───── DOCUMENT SECTION
I couldn't say that I knew God's Word yet. What I could say was, "I know the book of Ephesians." And for the first time in my Christian life, I felt as though God's Word was knowable. I had proven that to myself. For years I'd viewed knowing the Bible as something unattainable, or perhaps reserved for a select few. Now I was convinced that the knowledge of the Bible was not beyond my reach.
At the same time, I saw the inexhaustible nature of God's Word. Even within the book of Ephesians, alter memorizing every single word, more discoveries awaited me. I had not yet reached the depth of its truth.
Another outcome grew out of many months spent in Ephesians—a sense of ownership, as if God had written the book just for me. Every time I heard anything from Ephesians mentioned, in conversation or at church, I immediately thought, That's my book. I had poured hours of my life into Ephesians, and it now belonged to me.
But why did God give me His Word, and where did He want to take me from there? I didn't know. I felt as if I were at a crossroad in my life. I couldn't go back, and I couldn't stay the same; those options seemed closed. I wasn't sure why or what was ahead, but I saw myself standing at a crossroad, calculating a move to the right or to the left.
On my upcoming fall schedule I planned to teach a Bible study on 2 Peter. Because it was several months away, I decided to memorize that book. With only three chapters I could do it over the summer. As I began in chapter 1, saying the words over and over, I noticed a theme unfolding.
Grace and peace be yours in abundance through the knowledge of God and of Jesus our Lord. (2 Peter 1:2, emphasis added)
His divine power has given us everything we need for life and godliness through our knowledge of him who called us by his own glory and goodness. (2 Peter 1:3, emphasis added)
Through these he has given us his very great and precious promises so that through them you may participate in the divine nature ... (2 Peter 1:4, emphasis added)
I meditated not only on the words but on the truth presented there. And I began to have a conversation with myself that went something like this: Wow! These are very bold statements. How could they possibly be true? This passage claims that through our knowledge of God
we can have grace and peace in abundance,
we can have everything we need for life and godliness, and
we can participate in the divine nature; we can become more like Jesus.
Is this possible? I asked. Of course, I know God's Word is true "in theory," but if it is really true that we can have everything we need for life and godliness, through our knowledge of God, then how come more Christians aren't pouring themselves into the Scriptures so they can have all these things? I don't know! Then I asked myself. Well, how come you don't? I sat there contemplating nay own challenge. Then I determined, I'm going to! I am going to pour myself into God's Word until I get everything I need for life and godliness.
That day I made the right turn at the crossroad. With renewed fervor, I plunged into God's Word as though there were no tomorrow—every free minute of every day and night. As a busy mom with no extra hours in my day, I had to find ways to fit in God's Word. I agonized while determining which activities were truly essential. (Can you believe my husband, Ethan, thought cooking and cleaning should remain in the essential category?)
──────────
───── SUPPLIED MATERIAL
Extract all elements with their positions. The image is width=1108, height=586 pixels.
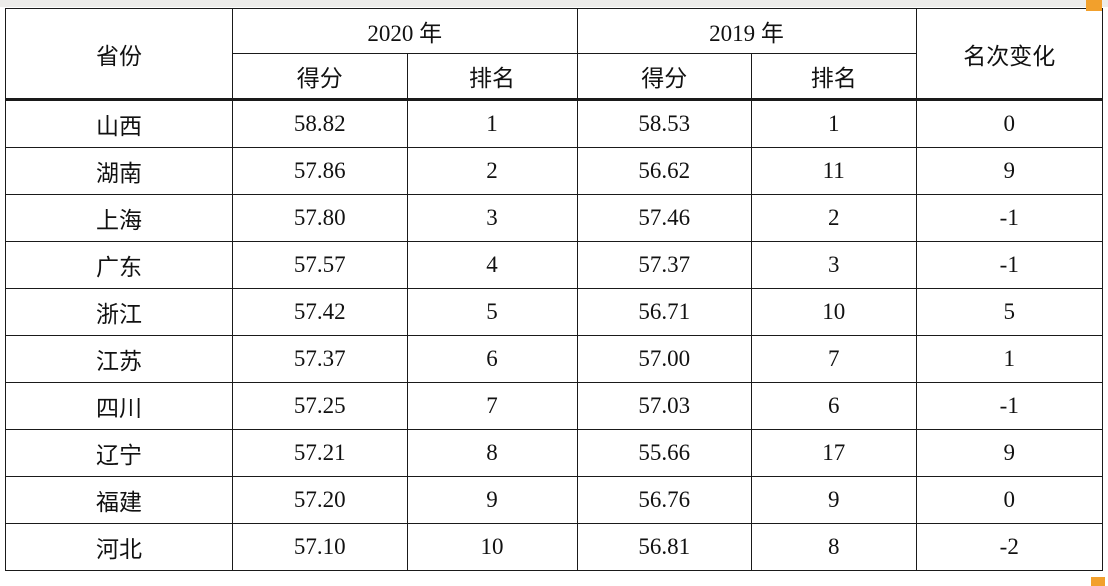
──────────
TASKS TO CARRY OUT:
1. In the passage about memorizing Scripture, what book did the writer plan to teach a fall Bible study on?
2. Resume the passage about memorizing Scripture, starting right after its final sentence.
The data were taken from a different source than the passage.

RESPONSES FOR EACH TASK:
1. The book of 2 Peter.

2.
Over the next ten years, I memorized the Sermon on the Mount, Ephesians, Philippians, 1 Thessalonians, 2 Timothy, Titus, Hebrews, James, 1 and 2 Peter, 1 John, Revelation, a few Psalms, and other passages.
In order to keep from forgetting these, I set up a schedule to review one book every day, while learning something new. At that time, we didn't have a Christian radio station in Hattiesburg, so instead of what I used to do in Dallas—keep the radio on all day and listen to someone else teach what they learned from the Bible—I worked around the house learning Scripture for myself. I found it easy to do many activities at the same time, while learning or reviewing Scripture: showering, putting on makeup, vacuuming, folding laundry, cooking, cleaning, washing floors, driving all over town, and many other jobs that don't require thinking.
At the end of each day, physical exhaustion spread over me, but weariness did not. In fact, I felt victorious as I constantly battled the distractions of the day and still squeezed in God's Word. I began connecting the dots between God's requirement of me and the part I'm responsible for. Would God want me to know Him and spend time in His Word, but then make that impossible to achieve? No, but neither does He makes it effortless. He will make a way when I put forth the effort and show nay willingness to put Him first.
An aroma of joy permeated my heart and my home. This frazzled morn began to change. An urgency to make up for lost time replaced the guilt caused by spiritual neglect. I had a renewed confidence that God would help me raise my children according to His plan. His presence guided me throughout nay day, in every decision, at every turn.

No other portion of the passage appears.